[Data entries]
* * * * * * * * *

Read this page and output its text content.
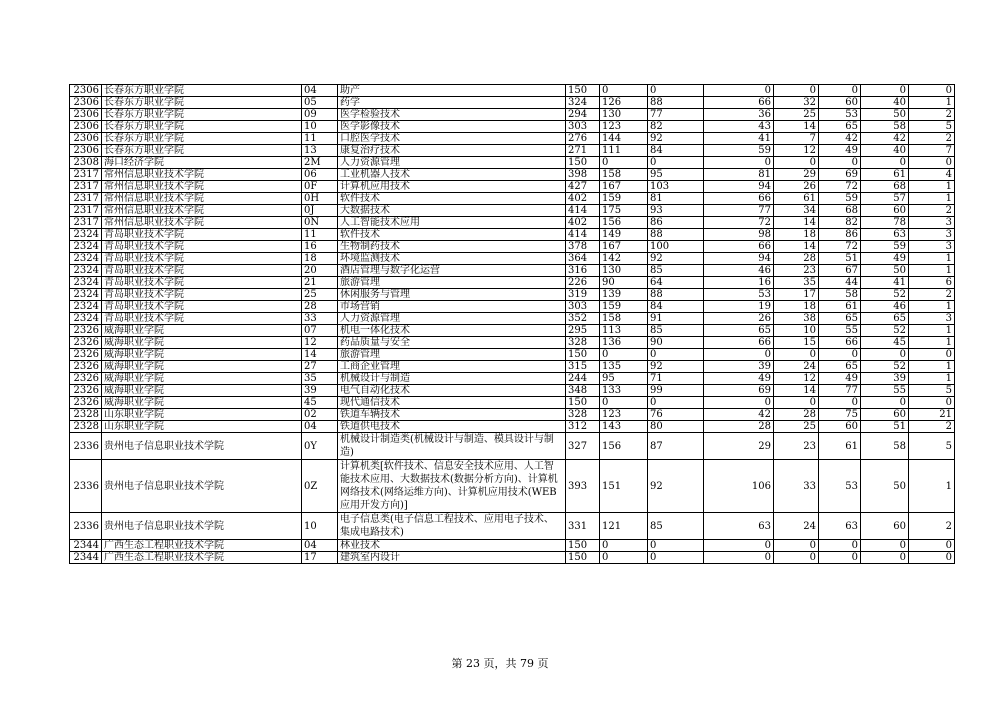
2306	长春东方职业学院	04	助产	150	0	0	0	0	0	0	0
2306	长春东方职业学院	05	药学	324	126	88	66	32	60	40	1
2306	长春东方职业学院	09	医学检验技术	294	130	77	36	25	53	50	2
2306	长春东方职业学院	10	医学影像技术	303	123	82	43	14	65	58	5
2306	长春东方职业学院	11	口腔医学技术	276	144	92	41	7	42	42	2
2306	长春东方职业学院	13	康复治疗技术	271	111	84	59	12	49	40	7
2308	海口经济学院	2M	人力资源管理	150	0	0	0	0	0	0	0
2317	常州信息职业技术学院	06	工业机器人技术	398	158	95	81	29	69	61	4
2317	常州信息职业技术学院	0F	计算机应用技术	427	167	103	94	26	72	68	1
2317	常州信息职业技术学院	0H	软件技术	402	159	81	66	61	59	57	1
2317	常州信息职业技术学院	0J	大数据技术	414	175	93	77	34	68	60	2
2317	常州信息职业技术学院	0N	人工智能技术应用	402	156	86	72	14	82	78	3
2324	青岛职业技术学院	11	软件技术	414	149	88	98	18	86	63	3
2324	青岛职业技术学院	16	生物制药技术	378	167	100	66	14	72	59	3
2324	青岛职业技术学院	18	环境监测技术	364	142	92	94	28	51	49	1
2324	青岛职业技术学院	20	酒店管理与数字化运营	316	130	85	46	23	67	50	1
2324	青岛职业技术学院	21	旅游管理	226	90	64	16	35	44	41	6
2324	青岛职业技术学院	25	休闲服务与管理	319	139	88	53	17	58	52	2
2324	青岛职业技术学院	28	市场营销	303	159	84	19	18	61	46	1
2324	青岛职业技术学院	33	人力资源管理	352	158	91	26	38	65	65	3
2326	威海职业学院	07	机电一体化技术	295	113	85	65	10	55	52	1
2326	威海职业学院	12	药品质量与安全	328	136	90	66	15	66	45	1
2326	威海职业学院	14	旅游管理	150	0	0	0	0	0	0	0
2326	威海职业学院	27	工商企业管理	315	135	92	39	24	65	52	1
2326	威海职业学院	35	机械设计与制造	244	95	71	49	12	49	39	1
2326	威海职业学院	39	电气自动化技术	348	133	99	69	14	77	55	5
2326	威海职业学院	45	现代通信技术	150	0	0	0	0	0	0	0
2328	山东职业学院	02	铁道车辆技术	328	123	76	42	28	75	60	21
2328	山东职业学院	04	铁道供电技术	312	143	80	28	25	60	51	2
2336	贵州电子信息职业技术学院	0Y	机械设计制造类(机械设计与制造、模具设计与制造)	327	156	87	29	23	61	58	5
2336	贵州电子信息职业技术学院	0Z	计算机类[软件技术、信息安全技术应用、人工智能技术应用、大数据技术(数据分析方向)、计算机网络技术(网络运维方向)、计算机应用技术(WEB应用开发方向)]	393	151	92	106	33	53	50	1
2336	贵州电子信息职业技术学院	10	电子信息类(电子信息工程技术、应用电子技术、集成电路技术)	331	121	85	63	24	63	60	2
2344	广西生态工程职业技术学院	04	林业技术	150	0	0	0	0	0	0	0
2344	广西生态工程职业技术学院	17	建筑室内设计	150	0	0	0	0	0	0	0
第 23 页，共 79 页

* * * * * * * * *

**Your goal:** Pick out all the lines with the word "大数据技术" in them and copy them.

**Output below:**
2317	常州信息职业技术学院	0J	大数据技术	414	175	93	77	34	68	60	2
2336	贵州电子信息职业技术学院	0Z	计算机类[软件技术、信息安全技术应用、人工智能技术应用、大数据技术(数据分析方向)、计算机网络技术(网络运维方向)、计算机应用技术(WEB应用开发方向)]	393	151	92	106	33	53	50	1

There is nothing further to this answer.